* [Directions]: Determine the number of lines that have the string "nigrithorax" in them, and give only that number.

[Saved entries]
────────────────
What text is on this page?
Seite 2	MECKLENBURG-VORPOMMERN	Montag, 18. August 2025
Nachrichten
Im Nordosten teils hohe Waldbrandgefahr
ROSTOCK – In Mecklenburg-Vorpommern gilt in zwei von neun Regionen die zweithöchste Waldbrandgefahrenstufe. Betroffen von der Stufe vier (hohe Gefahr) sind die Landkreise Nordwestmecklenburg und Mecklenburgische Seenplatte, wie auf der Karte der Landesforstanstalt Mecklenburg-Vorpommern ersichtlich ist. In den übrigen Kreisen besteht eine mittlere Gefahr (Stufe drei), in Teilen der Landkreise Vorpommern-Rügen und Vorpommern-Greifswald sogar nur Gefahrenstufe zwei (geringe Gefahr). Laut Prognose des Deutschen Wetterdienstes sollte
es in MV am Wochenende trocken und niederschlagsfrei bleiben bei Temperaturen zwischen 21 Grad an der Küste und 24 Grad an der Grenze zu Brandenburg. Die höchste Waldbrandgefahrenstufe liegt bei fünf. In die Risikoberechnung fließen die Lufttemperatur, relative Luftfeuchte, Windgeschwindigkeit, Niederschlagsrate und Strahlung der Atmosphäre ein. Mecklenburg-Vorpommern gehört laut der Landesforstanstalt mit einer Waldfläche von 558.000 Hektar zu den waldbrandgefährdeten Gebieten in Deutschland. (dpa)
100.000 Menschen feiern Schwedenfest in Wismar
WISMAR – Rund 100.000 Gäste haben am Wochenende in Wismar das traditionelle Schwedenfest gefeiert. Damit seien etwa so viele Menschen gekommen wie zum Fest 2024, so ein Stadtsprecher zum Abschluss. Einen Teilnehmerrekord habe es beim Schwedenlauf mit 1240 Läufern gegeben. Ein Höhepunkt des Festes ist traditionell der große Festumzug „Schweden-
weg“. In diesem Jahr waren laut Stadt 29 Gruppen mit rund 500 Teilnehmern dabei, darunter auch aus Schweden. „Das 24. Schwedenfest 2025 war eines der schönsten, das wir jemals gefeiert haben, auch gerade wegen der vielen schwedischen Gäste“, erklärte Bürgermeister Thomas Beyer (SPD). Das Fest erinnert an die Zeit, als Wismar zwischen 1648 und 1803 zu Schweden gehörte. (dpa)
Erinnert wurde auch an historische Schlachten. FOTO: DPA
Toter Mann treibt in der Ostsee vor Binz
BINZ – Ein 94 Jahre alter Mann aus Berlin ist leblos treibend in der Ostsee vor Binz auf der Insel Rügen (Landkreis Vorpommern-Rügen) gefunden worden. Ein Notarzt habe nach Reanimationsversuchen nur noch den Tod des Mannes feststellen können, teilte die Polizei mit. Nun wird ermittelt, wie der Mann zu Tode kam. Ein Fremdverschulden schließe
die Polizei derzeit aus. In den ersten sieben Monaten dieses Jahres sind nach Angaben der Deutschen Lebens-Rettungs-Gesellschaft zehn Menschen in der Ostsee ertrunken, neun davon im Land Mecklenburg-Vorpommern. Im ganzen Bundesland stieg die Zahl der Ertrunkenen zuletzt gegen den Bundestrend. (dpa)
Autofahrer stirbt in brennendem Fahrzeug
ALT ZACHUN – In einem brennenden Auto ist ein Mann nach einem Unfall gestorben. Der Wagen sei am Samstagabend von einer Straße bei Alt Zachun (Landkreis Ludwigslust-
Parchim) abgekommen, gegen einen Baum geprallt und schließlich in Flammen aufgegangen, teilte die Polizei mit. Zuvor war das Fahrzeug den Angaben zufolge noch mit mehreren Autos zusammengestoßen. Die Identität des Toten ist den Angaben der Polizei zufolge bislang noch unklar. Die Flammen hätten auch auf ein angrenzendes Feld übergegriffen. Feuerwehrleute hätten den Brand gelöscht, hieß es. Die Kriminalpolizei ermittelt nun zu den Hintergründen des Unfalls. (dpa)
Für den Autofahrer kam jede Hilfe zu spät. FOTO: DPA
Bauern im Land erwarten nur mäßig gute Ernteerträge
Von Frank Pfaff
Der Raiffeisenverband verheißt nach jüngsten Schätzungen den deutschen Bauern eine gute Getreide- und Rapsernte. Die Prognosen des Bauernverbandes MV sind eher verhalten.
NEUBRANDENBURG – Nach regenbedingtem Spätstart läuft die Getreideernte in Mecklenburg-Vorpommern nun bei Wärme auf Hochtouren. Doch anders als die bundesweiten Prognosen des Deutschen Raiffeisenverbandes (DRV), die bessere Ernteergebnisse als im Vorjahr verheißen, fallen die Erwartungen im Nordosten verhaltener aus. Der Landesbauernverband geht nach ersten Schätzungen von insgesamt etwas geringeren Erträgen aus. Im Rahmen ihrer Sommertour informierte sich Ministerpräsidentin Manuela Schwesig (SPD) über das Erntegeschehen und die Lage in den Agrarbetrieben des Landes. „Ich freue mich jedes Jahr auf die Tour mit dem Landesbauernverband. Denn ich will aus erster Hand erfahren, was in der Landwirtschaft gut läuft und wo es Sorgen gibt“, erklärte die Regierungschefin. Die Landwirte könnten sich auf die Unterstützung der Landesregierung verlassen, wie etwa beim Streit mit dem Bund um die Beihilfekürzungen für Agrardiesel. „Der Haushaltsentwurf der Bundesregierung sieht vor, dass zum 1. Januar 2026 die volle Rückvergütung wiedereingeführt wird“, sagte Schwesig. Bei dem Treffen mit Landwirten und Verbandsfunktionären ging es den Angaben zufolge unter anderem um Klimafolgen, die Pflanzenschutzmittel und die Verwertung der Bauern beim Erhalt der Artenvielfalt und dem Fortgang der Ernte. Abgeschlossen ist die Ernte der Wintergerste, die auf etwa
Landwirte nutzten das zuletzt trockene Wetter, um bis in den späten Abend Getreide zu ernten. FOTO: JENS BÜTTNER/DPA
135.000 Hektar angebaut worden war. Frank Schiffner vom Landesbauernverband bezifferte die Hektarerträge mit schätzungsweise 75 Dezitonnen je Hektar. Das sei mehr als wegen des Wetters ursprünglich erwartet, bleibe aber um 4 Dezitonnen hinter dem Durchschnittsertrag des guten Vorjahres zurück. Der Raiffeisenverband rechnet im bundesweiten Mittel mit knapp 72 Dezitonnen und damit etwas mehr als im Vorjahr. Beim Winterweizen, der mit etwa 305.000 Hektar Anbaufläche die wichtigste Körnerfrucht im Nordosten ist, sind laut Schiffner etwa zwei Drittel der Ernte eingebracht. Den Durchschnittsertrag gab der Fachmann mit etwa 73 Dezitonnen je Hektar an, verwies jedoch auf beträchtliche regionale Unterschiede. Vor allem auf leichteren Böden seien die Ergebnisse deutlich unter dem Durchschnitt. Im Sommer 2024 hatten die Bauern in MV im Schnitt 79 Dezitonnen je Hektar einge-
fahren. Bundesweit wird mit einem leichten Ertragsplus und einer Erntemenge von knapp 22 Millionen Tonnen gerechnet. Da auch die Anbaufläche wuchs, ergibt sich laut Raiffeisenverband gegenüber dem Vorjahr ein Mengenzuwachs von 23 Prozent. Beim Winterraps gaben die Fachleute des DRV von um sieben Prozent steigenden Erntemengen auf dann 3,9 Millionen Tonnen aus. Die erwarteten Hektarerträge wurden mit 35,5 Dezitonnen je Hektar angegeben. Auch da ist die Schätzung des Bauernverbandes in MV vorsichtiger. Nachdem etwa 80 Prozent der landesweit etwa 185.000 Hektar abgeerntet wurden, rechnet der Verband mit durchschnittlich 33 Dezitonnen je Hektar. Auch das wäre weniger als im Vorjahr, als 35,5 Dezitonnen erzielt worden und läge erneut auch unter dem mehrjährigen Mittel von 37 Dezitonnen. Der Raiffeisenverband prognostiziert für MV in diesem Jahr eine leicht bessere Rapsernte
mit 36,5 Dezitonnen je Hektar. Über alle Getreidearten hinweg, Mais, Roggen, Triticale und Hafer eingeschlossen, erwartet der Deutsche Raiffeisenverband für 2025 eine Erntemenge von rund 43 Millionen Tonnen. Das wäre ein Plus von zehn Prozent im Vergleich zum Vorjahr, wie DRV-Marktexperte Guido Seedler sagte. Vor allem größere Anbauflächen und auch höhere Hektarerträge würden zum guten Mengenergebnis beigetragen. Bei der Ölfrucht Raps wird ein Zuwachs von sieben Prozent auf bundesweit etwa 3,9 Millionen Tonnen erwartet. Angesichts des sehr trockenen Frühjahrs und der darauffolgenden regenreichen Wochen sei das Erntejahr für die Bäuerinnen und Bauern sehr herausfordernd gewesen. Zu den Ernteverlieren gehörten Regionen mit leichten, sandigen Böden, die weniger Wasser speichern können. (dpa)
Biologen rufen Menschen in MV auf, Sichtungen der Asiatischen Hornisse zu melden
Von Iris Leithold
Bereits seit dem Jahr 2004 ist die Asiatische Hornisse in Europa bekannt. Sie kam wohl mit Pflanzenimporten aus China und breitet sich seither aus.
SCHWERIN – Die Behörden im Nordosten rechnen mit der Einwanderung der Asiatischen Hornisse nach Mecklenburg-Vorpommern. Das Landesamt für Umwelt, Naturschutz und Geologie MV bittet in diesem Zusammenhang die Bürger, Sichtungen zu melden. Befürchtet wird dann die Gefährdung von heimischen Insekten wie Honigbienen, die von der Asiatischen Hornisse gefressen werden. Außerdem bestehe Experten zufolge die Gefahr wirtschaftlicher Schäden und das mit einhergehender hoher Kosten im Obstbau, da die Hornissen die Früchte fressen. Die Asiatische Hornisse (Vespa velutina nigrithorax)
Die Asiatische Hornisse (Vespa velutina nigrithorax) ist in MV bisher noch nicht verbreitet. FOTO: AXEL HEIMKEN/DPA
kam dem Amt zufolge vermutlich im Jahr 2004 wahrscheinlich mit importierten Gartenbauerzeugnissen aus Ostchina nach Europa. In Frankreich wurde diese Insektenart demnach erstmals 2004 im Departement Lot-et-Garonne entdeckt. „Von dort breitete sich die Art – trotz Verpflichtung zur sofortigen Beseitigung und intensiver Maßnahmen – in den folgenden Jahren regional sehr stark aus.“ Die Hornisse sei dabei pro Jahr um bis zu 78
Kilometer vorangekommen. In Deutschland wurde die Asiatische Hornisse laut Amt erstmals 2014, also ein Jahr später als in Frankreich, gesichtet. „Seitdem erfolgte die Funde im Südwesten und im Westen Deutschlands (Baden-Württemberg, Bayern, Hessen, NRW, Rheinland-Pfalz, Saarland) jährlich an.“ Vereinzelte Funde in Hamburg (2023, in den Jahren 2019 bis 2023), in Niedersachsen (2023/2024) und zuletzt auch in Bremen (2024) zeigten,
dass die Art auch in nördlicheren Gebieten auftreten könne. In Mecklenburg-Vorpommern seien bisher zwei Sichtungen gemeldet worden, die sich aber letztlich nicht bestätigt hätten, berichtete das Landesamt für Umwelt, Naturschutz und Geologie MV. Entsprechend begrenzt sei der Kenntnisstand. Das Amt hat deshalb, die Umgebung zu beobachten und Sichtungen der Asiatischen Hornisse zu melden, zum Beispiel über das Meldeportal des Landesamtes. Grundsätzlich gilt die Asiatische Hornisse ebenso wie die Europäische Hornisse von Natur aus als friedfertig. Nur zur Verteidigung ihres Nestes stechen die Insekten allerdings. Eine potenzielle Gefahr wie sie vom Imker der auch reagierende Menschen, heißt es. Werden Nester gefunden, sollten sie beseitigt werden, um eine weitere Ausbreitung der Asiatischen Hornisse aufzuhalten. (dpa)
────────────────
* [Task output]: 2